— START OF DATA SHOWN —

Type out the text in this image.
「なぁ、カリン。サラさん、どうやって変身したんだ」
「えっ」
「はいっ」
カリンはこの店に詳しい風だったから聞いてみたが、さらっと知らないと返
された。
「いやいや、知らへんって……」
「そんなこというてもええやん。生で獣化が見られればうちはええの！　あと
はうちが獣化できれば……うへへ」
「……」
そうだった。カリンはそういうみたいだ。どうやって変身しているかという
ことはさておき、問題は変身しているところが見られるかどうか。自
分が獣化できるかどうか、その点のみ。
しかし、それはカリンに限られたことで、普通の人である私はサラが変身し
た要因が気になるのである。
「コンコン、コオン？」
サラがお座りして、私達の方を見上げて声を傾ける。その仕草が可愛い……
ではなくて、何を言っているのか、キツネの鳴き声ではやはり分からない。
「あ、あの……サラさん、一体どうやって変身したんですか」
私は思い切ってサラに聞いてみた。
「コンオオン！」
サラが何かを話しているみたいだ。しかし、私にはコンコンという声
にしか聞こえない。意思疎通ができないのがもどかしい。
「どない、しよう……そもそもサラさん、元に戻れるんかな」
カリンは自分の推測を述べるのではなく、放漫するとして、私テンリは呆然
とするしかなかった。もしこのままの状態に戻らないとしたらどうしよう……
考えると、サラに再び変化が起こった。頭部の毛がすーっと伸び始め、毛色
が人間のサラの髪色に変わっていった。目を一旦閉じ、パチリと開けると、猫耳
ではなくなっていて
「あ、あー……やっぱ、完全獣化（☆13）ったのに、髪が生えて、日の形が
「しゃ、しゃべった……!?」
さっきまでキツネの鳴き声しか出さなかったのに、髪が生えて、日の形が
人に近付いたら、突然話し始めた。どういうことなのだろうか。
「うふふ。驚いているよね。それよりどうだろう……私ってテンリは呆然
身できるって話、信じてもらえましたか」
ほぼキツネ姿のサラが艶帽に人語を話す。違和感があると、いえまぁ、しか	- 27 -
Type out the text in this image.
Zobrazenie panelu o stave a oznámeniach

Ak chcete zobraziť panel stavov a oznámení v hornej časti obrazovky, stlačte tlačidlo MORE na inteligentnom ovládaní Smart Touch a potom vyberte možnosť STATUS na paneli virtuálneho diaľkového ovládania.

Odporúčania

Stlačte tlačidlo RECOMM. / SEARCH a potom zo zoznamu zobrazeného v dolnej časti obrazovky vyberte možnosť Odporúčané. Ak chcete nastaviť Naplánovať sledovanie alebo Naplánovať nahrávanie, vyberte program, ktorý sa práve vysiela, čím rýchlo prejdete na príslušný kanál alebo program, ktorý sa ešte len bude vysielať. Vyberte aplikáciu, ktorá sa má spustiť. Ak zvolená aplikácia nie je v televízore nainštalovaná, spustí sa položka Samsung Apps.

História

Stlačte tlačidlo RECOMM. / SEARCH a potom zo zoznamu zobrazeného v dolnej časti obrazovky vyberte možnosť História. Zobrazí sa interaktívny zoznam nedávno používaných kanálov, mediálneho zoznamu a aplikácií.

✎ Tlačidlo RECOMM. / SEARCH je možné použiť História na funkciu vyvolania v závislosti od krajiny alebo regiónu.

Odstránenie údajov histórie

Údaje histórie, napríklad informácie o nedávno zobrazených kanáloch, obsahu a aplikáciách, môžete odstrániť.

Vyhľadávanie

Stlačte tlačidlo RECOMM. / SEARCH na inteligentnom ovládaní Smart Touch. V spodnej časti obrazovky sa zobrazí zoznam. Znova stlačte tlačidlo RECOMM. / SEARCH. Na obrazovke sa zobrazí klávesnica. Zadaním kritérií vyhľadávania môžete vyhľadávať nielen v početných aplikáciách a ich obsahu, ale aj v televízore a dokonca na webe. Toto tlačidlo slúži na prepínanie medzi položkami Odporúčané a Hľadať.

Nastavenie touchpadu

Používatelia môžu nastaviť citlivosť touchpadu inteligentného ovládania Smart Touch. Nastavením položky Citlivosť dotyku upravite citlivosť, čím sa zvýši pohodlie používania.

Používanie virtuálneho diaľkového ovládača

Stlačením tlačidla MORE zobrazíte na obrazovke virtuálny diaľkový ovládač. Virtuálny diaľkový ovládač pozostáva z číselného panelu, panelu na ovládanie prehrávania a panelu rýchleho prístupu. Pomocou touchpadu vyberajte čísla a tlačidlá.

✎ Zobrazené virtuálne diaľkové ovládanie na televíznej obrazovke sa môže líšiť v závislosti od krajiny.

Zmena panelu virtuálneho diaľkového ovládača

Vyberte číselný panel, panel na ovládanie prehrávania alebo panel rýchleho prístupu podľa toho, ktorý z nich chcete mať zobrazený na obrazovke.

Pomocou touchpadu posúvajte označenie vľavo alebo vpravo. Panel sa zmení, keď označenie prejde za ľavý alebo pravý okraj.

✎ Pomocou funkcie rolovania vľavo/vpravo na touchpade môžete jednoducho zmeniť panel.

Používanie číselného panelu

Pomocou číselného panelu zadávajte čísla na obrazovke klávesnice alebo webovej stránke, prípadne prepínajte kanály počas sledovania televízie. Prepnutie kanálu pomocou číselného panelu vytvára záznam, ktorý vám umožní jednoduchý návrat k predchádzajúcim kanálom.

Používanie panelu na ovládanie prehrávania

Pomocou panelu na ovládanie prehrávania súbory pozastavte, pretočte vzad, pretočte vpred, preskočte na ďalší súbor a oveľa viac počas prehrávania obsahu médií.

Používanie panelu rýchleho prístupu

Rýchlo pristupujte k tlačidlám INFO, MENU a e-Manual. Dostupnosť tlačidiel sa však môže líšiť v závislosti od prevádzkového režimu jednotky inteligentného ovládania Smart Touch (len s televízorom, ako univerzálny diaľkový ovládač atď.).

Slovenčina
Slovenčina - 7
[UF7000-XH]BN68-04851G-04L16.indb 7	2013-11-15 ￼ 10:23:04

— END OF DATA SHOWN —

_TASK BRIEF:_
Which lines contain "diaľkový"? Show each of them.

_OUTPUT BELOW:_
Stlačením tlačidla MORE zobrazíte na obrazovke virtuálny diaľkový ovládač. Virtuálny diaľkový ovládač pozostáva z číselného panelu, panelu na ovládanie prehrávania a panelu rýchleho prístupu. Pomocou touchpadu vyberajte čísla a tlačidlá.
Rýchlo pristupujte k tlačidlám INFO, MENU a e-Manual. Dostupnosť tlačidiel sa však môže líšiť v závislosti od prevádzkového režimu jednotky inteligentného ovládania Smart Touch (len s televízorom, ako univerzálny diaľkový ovládač atď.).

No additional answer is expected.